======== Input data
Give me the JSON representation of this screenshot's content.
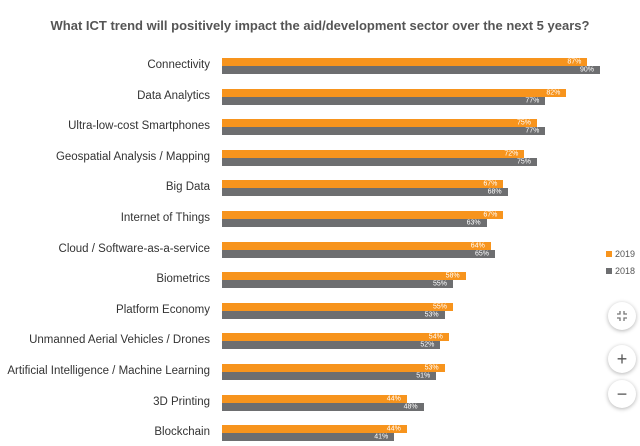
{
  "chart_data": {
    "type": "bar",
    "orientation": "horizontal",
    "title": "What ICT trend will positively impact the aid/development sector over the next 5 years?",
    "categories": [
      "Connectivity",
      "Data Analytics",
      "Ultra-low-cost Smartphones",
      "Geospatial Analysis / Mapping",
      "Big Data",
      "Internet of Things",
      "Cloud / Software-as-a-service",
      "Biometrics",
      "Platform Economy",
      "Unmanned Aerial Vehicles / Drones",
      "Artificial Intelligence / Machine Learning",
      "3D Printing",
      "Blockchain"
    ],
    "series": [
      {
        "name": "2019",
        "color": "#F7941D",
        "values": [
          87,
          82,
          75,
          72,
          67,
          67,
          64,
          58,
          55,
          54,
          53,
          44,
          44
        ]
      },
      {
        "name": "2018",
        "color": "#6D6E70",
        "values": [
          90,
          77,
          77,
          75,
          68,
          63,
          65,
          55,
          53,
          52,
          51,
          48,
          41
        ]
      }
    ],
    "value_format": "percent",
    "xlim": [
      0,
      100
    ],
    "legend": "right",
    "grid": false
  },
  "controls": {
    "fullscreen": "collapse-icon",
    "zoom_in": "+",
    "zoom_out": "−"
  }
}
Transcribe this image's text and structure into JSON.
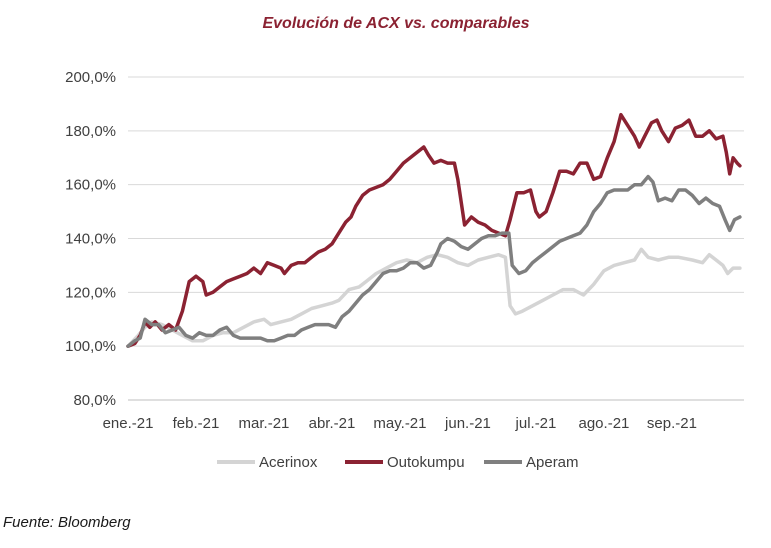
{
  "source_note": "Fuente: Bloomberg",
  "colors": {
    "title": "#8b2232",
    "grid": "#d9d9d9",
    "axis": "#bfbfbf"
  },
  "chart_data": {
    "type": "line",
    "title": "Evolución de ACX vs. comparables",
    "xlabel": "",
    "ylabel": "",
    "x_tick_labels": [
      "ene.-21",
      "feb.-21",
      "mar.-21",
      "abr.-21",
      "may.-21",
      "jun.-21",
      "jul.-21",
      "ago.-21",
      "sep.-21"
    ],
    "x_range": [
      0,
      9.06
    ],
    "ylim": [
      80,
      200
    ],
    "y_ticks": [
      80,
      100,
      120,
      140,
      160,
      180,
      200
    ],
    "y_tick_labels": [
      "80,0%",
      "100,0%",
      "120,0%",
      "140,0%",
      "160,0%",
      "180,0%",
      "200,0%"
    ],
    "grid": "horizontal",
    "legend_position": "bottom",
    "series": [
      {
        "name": "Acerinox",
        "color": "#d4d4d4",
        "points": [
          [
            0,
            100
          ],
          [
            0.15,
            104
          ],
          [
            0.25,
            107
          ],
          [
            0.35,
            109
          ],
          [
            0.5,
            108
          ],
          [
            0.65,
            106
          ],
          [
            0.8,
            104
          ],
          [
            0.95,
            102
          ],
          [
            1.1,
            102
          ],
          [
            1.25,
            104
          ],
          [
            1.4,
            105
          ],
          [
            1.55,
            105
          ],
          [
            1.7,
            107
          ],
          [
            1.85,
            109
          ],
          [
            2.0,
            110
          ],
          [
            2.1,
            108
          ],
          [
            2.25,
            109
          ],
          [
            2.4,
            110
          ],
          [
            2.55,
            112
          ],
          [
            2.7,
            114
          ],
          [
            2.85,
            115
          ],
          [
            3.0,
            116
          ],
          [
            3.1,
            117
          ],
          [
            3.25,
            121
          ],
          [
            3.4,
            122
          ],
          [
            3.5,
            124
          ],
          [
            3.65,
            127
          ],
          [
            3.8,
            129
          ],
          [
            3.95,
            131
          ],
          [
            4.1,
            132
          ],
          [
            4.25,
            131
          ],
          [
            4.4,
            133
          ],
          [
            4.55,
            134
          ],
          [
            4.7,
            133
          ],
          [
            4.85,
            131
          ],
          [
            5.0,
            130
          ],
          [
            5.15,
            132
          ],
          [
            5.3,
            133
          ],
          [
            5.45,
            134
          ],
          [
            5.55,
            133
          ],
          [
            5.62,
            115
          ],
          [
            5.7,
            112
          ],
          [
            5.8,
            113
          ],
          [
            5.95,
            115
          ],
          [
            6.1,
            117
          ],
          [
            6.25,
            119
          ],
          [
            6.4,
            121
          ],
          [
            6.55,
            121
          ],
          [
            6.7,
            119
          ],
          [
            6.85,
            123
          ],
          [
            7.0,
            128
          ],
          [
            7.15,
            130
          ],
          [
            7.3,
            131
          ],
          [
            7.45,
            132
          ],
          [
            7.55,
            136
          ],
          [
            7.65,
            133
          ],
          [
            7.8,
            132
          ],
          [
            7.95,
            133
          ],
          [
            8.1,
            133
          ],
          [
            8.3,
            132
          ],
          [
            8.45,
            131
          ],
          [
            8.55,
            134
          ],
          [
            8.65,
            132
          ],
          [
            8.75,
            130
          ],
          [
            8.82,
            127
          ],
          [
            8.9,
            129
          ],
          [
            9.0,
            129
          ]
        ]
      },
      {
        "name": "Outokumpu",
        "color": "#8b2232",
        "points": [
          [
            0,
            100
          ],
          [
            0.1,
            101
          ],
          [
            0.18,
            104
          ],
          [
            0.25,
            109
          ],
          [
            0.32,
            107
          ],
          [
            0.4,
            109
          ],
          [
            0.5,
            106
          ],
          [
            0.6,
            108
          ],
          [
            0.7,
            106
          ],
          [
            0.8,
            113
          ],
          [
            0.9,
            124
          ],
          [
            1.0,
            126
          ],
          [
            1.1,
            124
          ],
          [
            1.15,
            119
          ],
          [
            1.25,
            120
          ],
          [
            1.35,
            122
          ],
          [
            1.45,
            124
          ],
          [
            1.55,
            125
          ],
          [
            1.65,
            126
          ],
          [
            1.75,
            127
          ],
          [
            1.85,
            129
          ],
          [
            1.95,
            127
          ],
          [
            2.05,
            131
          ],
          [
            2.15,
            130
          ],
          [
            2.25,
            129
          ],
          [
            2.3,
            127
          ],
          [
            2.4,
            130
          ],
          [
            2.5,
            131
          ],
          [
            2.6,
            131
          ],
          [
            2.7,
            133
          ],
          [
            2.8,
            135
          ],
          [
            2.9,
            136
          ],
          [
            3.0,
            138
          ],
          [
            3.1,
            142
          ],
          [
            3.2,
            146
          ],
          [
            3.28,
            148
          ],
          [
            3.35,
            152
          ],
          [
            3.45,
            156
          ],
          [
            3.55,
            158
          ],
          [
            3.65,
            159
          ],
          [
            3.75,
            160
          ],
          [
            3.85,
            162
          ],
          [
            3.95,
            165
          ],
          [
            4.05,
            168
          ],
          [
            4.15,
            170
          ],
          [
            4.25,
            172
          ],
          [
            4.35,
            174
          ],
          [
            4.42,
            171
          ],
          [
            4.5,
            168
          ],
          [
            4.6,
            169
          ],
          [
            4.7,
            168
          ],
          [
            4.8,
            168
          ],
          [
            4.85,
            162
          ],
          [
            4.95,
            145
          ],
          [
            5.05,
            148
          ],
          [
            5.15,
            146
          ],
          [
            5.25,
            145
          ],
          [
            5.35,
            143
          ],
          [
            5.45,
            142
          ],
          [
            5.55,
            141
          ],
          [
            5.62,
            147
          ],
          [
            5.72,
            157
          ],
          [
            5.82,
            157
          ],
          [
            5.92,
            158
          ],
          [
            6.0,
            150
          ],
          [
            6.05,
            148
          ],
          [
            6.15,
            150
          ],
          [
            6.25,
            157
          ],
          [
            6.35,
            165
          ],
          [
            6.45,
            165
          ],
          [
            6.55,
            164
          ],
          [
            6.65,
            168
          ],
          [
            6.75,
            168
          ],
          [
            6.85,
            162
          ],
          [
            6.95,
            163
          ],
          [
            7.05,
            170
          ],
          [
            7.15,
            176
          ],
          [
            7.25,
            186
          ],
          [
            7.35,
            182
          ],
          [
            7.45,
            178
          ],
          [
            7.52,
            174
          ],
          [
            7.6,
            178
          ],
          [
            7.7,
            183
          ],
          [
            7.78,
            184
          ],
          [
            7.85,
            180
          ],
          [
            7.95,
            176
          ],
          [
            8.05,
            181
          ],
          [
            8.15,
            182
          ],
          [
            8.25,
            184
          ],
          [
            8.35,
            178
          ],
          [
            8.45,
            178
          ],
          [
            8.55,
            180
          ],
          [
            8.65,
            177
          ],
          [
            8.75,
            178
          ],
          [
            8.8,
            172
          ],
          [
            8.85,
            164
          ],
          [
            8.9,
            170
          ],
          [
            8.96,
            168
          ],
          [
            9.0,
            167
          ]
        ]
      },
      {
        "name": "Aperam",
        "color": "#7f7f7f",
        "points": [
          [
            0,
            100
          ],
          [
            0.1,
            102
          ],
          [
            0.18,
            103
          ],
          [
            0.25,
            110
          ],
          [
            0.35,
            108
          ],
          [
            0.45,
            108
          ],
          [
            0.55,
            105
          ],
          [
            0.65,
            106
          ],
          [
            0.75,
            107
          ],
          [
            0.85,
            104
          ],
          [
            0.95,
            103
          ],
          [
            1.05,
            105
          ],
          [
            1.15,
            104
          ],
          [
            1.25,
            104
          ],
          [
            1.35,
            106
          ],
          [
            1.45,
            107
          ],
          [
            1.55,
            104
          ],
          [
            1.65,
            103
          ],
          [
            1.75,
            103
          ],
          [
            1.85,
            103
          ],
          [
            1.95,
            103
          ],
          [
            2.05,
            102
          ],
          [
            2.15,
            102
          ],
          [
            2.25,
            103
          ],
          [
            2.35,
            104
          ],
          [
            2.45,
            104
          ],
          [
            2.55,
            106
          ],
          [
            2.65,
            107
          ],
          [
            2.75,
            108
          ],
          [
            2.85,
            108
          ],
          [
            2.95,
            108
          ],
          [
            3.05,
            107
          ],
          [
            3.15,
            111
          ],
          [
            3.25,
            113
          ],
          [
            3.35,
            116
          ],
          [
            3.45,
            119
          ],
          [
            3.55,
            121
          ],
          [
            3.65,
            124
          ],
          [
            3.75,
            127
          ],
          [
            3.85,
            128
          ],
          [
            3.95,
            128
          ],
          [
            4.05,
            129
          ],
          [
            4.15,
            131
          ],
          [
            4.25,
            131
          ],
          [
            4.35,
            129
          ],
          [
            4.45,
            130
          ],
          [
            4.55,
            135
          ],
          [
            4.6,
            138
          ],
          [
            4.7,
            140
          ],
          [
            4.8,
            139
          ],
          [
            4.9,
            137
          ],
          [
            5.0,
            136
          ],
          [
            5.1,
            138
          ],
          [
            5.2,
            140
          ],
          [
            5.3,
            141
          ],
          [
            5.4,
            141
          ],
          [
            5.5,
            142
          ],
          [
            5.6,
            142
          ],
          [
            5.65,
            130
          ],
          [
            5.75,
            127
          ],
          [
            5.85,
            128
          ],
          [
            5.95,
            131
          ],
          [
            6.05,
            133
          ],
          [
            6.15,
            135
          ],
          [
            6.25,
            137
          ],
          [
            6.35,
            139
          ],
          [
            6.45,
            140
          ],
          [
            6.55,
            141
          ],
          [
            6.65,
            142
          ],
          [
            6.75,
            145
          ],
          [
            6.85,
            150
          ],
          [
            6.95,
            153
          ],
          [
            7.05,
            157
          ],
          [
            7.15,
            158
          ],
          [
            7.25,
            158
          ],
          [
            7.35,
            158
          ],
          [
            7.45,
            160
          ],
          [
            7.55,
            160
          ],
          [
            7.65,
            163
          ],
          [
            7.72,
            161
          ],
          [
            7.8,
            154
          ],
          [
            7.9,
            155
          ],
          [
            8.0,
            154
          ],
          [
            8.1,
            158
          ],
          [
            8.2,
            158
          ],
          [
            8.3,
            156
          ],
          [
            8.4,
            153
          ],
          [
            8.5,
            155
          ],
          [
            8.6,
            153
          ],
          [
            8.7,
            152
          ],
          [
            8.78,
            147
          ],
          [
            8.85,
            143
          ],
          [
            8.92,
            147
          ],
          [
            9.0,
            148
          ]
        ]
      }
    ]
  }
}
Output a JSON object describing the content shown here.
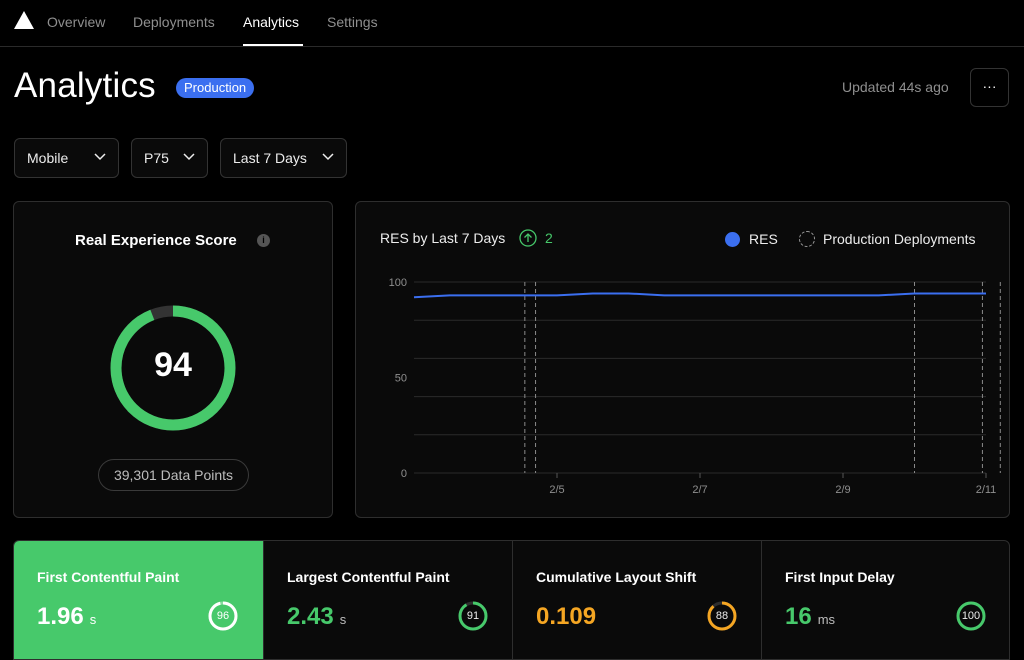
================
## What the task requires
Copy out all lines from the material above that contain the string "grid".

## Full answer
    "grid": false
    "grid": "#d9d9d9",
    "grid": "horizontal",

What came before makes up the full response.